--- Start Data rows ---
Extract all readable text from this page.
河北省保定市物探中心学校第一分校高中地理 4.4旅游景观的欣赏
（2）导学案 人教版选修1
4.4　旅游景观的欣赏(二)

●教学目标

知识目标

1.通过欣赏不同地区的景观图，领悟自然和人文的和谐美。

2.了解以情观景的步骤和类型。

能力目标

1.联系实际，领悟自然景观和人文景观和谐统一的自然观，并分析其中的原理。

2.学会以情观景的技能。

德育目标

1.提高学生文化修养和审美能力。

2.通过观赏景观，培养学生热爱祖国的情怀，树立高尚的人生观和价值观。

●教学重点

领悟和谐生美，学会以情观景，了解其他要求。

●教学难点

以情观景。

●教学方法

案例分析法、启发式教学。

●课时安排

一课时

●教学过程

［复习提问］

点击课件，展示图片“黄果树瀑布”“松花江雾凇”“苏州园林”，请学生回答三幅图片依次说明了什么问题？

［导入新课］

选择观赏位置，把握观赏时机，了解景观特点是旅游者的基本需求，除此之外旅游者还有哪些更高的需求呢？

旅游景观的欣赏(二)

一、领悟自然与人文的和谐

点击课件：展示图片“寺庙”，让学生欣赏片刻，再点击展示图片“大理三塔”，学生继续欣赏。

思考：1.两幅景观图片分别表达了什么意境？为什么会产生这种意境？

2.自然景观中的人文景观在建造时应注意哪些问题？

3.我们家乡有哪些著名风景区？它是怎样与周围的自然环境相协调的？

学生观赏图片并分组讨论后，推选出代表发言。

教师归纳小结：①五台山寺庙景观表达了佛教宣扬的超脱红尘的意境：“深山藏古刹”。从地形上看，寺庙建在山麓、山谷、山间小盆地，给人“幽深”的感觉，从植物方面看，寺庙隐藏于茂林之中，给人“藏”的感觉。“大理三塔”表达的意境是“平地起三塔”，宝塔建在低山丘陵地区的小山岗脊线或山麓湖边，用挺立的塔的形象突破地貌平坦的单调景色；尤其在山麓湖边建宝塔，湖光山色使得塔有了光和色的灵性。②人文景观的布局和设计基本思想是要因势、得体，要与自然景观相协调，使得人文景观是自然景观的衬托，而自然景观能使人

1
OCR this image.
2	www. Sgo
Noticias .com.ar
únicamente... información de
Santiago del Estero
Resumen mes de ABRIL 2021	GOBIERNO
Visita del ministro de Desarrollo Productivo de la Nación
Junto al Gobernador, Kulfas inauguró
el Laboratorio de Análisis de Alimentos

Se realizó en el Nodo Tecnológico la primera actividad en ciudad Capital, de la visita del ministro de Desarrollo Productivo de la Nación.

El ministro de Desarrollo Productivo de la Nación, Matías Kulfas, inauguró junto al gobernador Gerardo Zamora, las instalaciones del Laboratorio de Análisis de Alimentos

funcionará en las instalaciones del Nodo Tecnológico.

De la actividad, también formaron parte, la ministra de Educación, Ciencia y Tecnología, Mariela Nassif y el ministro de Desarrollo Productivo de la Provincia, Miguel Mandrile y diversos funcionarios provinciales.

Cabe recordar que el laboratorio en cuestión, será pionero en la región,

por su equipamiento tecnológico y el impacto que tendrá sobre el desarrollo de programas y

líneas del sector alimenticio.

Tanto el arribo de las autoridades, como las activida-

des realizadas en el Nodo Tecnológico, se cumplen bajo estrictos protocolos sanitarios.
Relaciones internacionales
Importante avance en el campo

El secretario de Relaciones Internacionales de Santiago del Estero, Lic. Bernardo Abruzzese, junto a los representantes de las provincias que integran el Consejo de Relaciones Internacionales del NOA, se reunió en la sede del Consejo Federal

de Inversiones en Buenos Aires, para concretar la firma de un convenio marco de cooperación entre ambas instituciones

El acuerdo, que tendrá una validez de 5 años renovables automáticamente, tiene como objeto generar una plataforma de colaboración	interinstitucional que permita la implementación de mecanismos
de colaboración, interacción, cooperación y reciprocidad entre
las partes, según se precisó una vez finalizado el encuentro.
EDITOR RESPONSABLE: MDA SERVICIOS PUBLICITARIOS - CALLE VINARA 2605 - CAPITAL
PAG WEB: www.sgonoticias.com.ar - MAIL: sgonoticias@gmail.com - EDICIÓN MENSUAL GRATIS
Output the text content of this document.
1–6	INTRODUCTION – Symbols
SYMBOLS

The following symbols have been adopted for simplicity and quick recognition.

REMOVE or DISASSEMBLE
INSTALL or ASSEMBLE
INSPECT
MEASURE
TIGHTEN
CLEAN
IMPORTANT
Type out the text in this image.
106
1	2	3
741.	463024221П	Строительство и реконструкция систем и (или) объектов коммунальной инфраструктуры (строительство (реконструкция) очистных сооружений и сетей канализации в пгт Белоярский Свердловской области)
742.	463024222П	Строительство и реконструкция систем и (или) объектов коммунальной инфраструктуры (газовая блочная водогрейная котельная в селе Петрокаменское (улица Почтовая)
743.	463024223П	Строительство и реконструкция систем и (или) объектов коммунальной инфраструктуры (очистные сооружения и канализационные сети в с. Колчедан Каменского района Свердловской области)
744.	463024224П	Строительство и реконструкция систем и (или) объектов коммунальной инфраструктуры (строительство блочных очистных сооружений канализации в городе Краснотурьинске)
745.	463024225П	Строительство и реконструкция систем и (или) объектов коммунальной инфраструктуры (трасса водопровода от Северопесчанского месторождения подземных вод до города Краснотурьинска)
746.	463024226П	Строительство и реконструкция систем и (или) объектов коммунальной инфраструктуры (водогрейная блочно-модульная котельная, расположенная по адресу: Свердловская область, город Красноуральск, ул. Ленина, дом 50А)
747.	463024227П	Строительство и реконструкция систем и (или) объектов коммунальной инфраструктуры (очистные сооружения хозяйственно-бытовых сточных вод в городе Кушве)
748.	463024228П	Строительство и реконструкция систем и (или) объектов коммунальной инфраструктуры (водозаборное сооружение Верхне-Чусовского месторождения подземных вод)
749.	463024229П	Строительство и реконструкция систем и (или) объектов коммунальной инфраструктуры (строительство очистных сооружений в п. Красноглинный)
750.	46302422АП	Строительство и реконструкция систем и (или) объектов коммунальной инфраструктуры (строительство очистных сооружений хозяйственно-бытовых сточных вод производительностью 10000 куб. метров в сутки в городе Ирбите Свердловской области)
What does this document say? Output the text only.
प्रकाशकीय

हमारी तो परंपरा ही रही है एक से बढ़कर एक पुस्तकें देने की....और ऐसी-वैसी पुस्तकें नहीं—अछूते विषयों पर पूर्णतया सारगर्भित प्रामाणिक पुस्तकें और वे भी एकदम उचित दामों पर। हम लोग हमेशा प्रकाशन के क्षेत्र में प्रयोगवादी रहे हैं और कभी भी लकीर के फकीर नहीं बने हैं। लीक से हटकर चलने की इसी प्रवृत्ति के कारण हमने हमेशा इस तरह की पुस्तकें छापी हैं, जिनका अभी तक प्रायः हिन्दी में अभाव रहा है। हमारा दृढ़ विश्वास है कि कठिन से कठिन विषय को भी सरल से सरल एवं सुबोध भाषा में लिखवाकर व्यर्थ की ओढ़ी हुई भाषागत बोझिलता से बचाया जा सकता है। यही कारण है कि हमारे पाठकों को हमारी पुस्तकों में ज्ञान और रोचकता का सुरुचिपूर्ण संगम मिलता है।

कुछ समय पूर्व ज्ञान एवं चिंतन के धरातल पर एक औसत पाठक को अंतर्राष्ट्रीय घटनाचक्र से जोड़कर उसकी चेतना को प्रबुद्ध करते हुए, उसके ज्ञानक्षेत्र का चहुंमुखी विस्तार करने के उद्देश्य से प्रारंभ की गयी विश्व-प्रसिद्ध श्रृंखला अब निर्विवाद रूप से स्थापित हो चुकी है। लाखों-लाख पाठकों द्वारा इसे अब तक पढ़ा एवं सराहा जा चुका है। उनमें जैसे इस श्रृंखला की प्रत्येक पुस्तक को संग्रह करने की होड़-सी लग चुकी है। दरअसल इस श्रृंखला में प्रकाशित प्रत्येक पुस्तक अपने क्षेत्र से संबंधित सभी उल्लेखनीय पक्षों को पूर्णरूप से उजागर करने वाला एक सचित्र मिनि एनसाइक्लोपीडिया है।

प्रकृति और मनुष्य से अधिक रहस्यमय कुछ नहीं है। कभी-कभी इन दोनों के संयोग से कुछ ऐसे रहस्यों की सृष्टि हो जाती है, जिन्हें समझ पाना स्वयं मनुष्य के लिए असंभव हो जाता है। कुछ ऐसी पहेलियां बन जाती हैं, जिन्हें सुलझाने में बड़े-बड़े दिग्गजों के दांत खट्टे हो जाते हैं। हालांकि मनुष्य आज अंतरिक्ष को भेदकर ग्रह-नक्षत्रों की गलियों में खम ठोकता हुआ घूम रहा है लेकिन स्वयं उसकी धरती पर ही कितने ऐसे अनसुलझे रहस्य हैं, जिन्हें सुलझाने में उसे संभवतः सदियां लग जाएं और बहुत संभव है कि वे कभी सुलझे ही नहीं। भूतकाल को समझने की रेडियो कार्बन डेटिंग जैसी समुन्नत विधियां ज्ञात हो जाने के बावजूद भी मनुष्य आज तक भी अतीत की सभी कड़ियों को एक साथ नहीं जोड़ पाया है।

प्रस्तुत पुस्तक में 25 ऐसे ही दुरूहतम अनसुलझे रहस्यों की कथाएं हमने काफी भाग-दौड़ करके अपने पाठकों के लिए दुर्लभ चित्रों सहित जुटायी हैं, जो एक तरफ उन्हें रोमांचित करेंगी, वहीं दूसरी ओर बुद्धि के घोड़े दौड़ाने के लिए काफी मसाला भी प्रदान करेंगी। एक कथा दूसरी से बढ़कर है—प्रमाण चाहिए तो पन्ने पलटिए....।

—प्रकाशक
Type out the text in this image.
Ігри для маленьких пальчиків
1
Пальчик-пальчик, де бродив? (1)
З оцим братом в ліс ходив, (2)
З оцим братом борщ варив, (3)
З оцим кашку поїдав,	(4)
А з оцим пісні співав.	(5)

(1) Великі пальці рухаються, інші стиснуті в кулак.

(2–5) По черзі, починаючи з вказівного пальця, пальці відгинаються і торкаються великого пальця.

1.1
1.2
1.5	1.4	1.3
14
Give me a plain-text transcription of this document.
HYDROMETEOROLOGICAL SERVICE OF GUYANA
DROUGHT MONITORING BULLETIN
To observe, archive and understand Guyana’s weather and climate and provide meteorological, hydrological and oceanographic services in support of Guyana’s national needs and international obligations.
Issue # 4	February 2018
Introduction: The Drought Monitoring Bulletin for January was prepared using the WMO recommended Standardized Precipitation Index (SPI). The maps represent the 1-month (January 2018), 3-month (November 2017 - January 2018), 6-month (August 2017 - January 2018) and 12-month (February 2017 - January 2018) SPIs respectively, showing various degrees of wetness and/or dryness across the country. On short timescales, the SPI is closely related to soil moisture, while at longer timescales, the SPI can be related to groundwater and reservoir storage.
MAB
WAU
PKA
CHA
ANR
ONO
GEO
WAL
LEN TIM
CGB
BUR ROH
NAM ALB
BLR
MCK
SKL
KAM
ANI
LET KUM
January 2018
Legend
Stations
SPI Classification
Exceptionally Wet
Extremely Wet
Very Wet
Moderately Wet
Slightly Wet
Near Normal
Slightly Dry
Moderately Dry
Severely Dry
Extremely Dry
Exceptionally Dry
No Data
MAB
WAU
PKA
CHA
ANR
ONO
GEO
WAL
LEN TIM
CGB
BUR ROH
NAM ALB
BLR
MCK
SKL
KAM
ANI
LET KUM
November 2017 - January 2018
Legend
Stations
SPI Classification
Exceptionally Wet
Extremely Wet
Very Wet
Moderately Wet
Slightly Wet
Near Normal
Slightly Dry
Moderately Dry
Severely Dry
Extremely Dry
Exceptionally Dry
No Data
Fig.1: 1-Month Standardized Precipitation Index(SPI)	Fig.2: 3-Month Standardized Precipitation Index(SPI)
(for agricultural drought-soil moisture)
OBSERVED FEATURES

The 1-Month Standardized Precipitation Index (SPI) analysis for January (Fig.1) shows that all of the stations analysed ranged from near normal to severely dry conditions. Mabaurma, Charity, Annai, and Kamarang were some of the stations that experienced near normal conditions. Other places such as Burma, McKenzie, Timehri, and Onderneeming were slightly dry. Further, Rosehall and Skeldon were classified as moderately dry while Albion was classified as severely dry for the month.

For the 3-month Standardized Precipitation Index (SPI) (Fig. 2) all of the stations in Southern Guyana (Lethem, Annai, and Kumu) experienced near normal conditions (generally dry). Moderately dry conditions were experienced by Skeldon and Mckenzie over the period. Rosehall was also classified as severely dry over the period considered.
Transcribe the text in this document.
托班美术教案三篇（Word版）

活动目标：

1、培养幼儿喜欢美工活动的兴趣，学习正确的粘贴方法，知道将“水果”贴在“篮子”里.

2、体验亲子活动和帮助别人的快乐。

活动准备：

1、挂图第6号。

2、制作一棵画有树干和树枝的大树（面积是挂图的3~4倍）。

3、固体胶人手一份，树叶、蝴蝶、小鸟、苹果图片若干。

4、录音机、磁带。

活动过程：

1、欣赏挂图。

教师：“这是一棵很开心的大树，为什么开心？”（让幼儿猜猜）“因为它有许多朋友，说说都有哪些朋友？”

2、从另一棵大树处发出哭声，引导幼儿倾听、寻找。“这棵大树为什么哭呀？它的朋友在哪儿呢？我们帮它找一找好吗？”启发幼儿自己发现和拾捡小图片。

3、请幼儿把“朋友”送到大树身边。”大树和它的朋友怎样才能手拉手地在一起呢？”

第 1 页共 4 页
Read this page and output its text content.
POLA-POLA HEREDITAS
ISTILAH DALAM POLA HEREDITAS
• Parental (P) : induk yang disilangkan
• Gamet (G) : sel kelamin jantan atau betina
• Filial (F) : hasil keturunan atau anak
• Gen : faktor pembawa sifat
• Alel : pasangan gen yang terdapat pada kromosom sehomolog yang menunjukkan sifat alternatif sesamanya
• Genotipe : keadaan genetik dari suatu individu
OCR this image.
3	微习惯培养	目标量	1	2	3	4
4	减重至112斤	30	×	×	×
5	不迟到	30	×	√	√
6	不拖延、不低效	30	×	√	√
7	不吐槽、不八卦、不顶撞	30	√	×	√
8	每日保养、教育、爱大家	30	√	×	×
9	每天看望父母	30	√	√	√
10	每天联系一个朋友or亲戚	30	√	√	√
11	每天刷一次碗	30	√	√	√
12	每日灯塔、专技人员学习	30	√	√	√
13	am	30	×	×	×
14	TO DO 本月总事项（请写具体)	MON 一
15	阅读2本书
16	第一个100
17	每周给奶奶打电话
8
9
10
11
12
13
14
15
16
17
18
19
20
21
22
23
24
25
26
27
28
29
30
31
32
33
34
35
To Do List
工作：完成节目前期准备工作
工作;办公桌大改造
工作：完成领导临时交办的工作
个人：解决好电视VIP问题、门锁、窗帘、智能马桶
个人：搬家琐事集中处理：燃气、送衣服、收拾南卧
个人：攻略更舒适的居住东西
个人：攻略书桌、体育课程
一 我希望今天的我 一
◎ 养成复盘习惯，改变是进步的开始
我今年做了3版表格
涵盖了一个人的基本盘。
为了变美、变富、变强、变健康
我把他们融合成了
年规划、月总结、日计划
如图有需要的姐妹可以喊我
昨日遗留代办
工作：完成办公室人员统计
--- End Data rows ---
What you need to do - Beginning at the line containing "Transcribe the text in this document.", repeat each line exactly through the last line of the entries, and include no other lines.

Result below -
Transcribe the text in this document.
托班美术教案三篇（Word版）

活动目标：

1、培养幼儿喜欢美工活动的兴趣，学习正确的粘贴方法，知道将“水果”贴在“篮子”里.

2、体验亲子活动和帮助别人的快乐。

活动准备：

1、挂图第6号。

2、制作一棵画有树干和树枝的大树（面积是挂图的3~4倍）。

3、固体胶人手一份，树叶、蝴蝶、小鸟、苹果图片若干。

4、录音机、磁带。

活动过程：

1、欣赏挂图。

教师：“这是一棵很开心的大树，为什么开心？”（让幼儿猜猜）“因为它有许多朋友，说说都有哪些朋友？”

2、从另一棵大树处发出哭声，引导幼儿倾听、寻找。“这棵大树为什么哭呀？它的朋友在哪儿呢？我们帮它找一找好吗？”启发幼儿自己发现和拾捡小图片。

3、请幼儿把“朋友”送到大树身边。”大树和它的朋友怎样才能手拉手地在一起呢？”

第 1 页共 4 页
Read this page and output its text content.
POLA-POLA HEREDITAS
ISTILAH DALAM POLA HEREDITAS
• Parental (P) : induk yang disilangkan
• Gamet (G) : sel kelamin jantan atau betina
• Filial (F) : hasil keturunan atau anak
• Gen : faktor pembawa sifat
• Alel : pasangan gen yang terdapat pada kromosom sehomolog yang menunjukkan sifat alternatif sesamanya
• Genotipe : keadaan genetik dari suatu individu
OCR this image.
3	微习惯培养	目标量	1	2	3	4
4	减重至112斤	30	×	×	×
5	不迟到	30	×	√	√
6	不拖延、不低效	30	×	√	√
7	不吐槽、不八卦、不顶撞	30	√	×	√
8	每日保养、教育、爱大家	30	√	×	×
9	每天看望父母	30	√	√	√
10	每天联系一个朋友or亲戚	30	√	√	√
11	每天刷一次碗	30	√	√	√
12	每日灯塔、专技人员学习	30	√	√	√
13	am	30	×	×	×
14	TO DO 本月总事项（请写具体)	MON 一
15	阅读2本书
16	第一个100
17	每周给奶奶打电话
8
9
10
11
12
13
14
15
16
17
18
19
20
21
22
23
24
25
26
27
28
29
30
31
32
33
34
35
To Do List
工作：完成节目前期准备工作
工作;办公桌大改造
工作：完成领导临时交办的工作
个人：解决好电视VIP问题、门锁、窗帘、智能马桶
个人：搬家琐事集中处理：燃气、送衣服、收拾南卧
个人：攻略更舒适的居住东西
个人：攻略书桌、体育课程
一 我希望今天的我 一
◎ 养成复盘习惯，改变是进步的开始
我今年做了3版表格
涵盖了一个人的基本盘。
为了变美、变富、变强、变健康
我把他们融合成了
年规划、月总结、日计划
如图有需要的姐妹可以喊我
昨日遗留代办
工作：完成办公室人员统计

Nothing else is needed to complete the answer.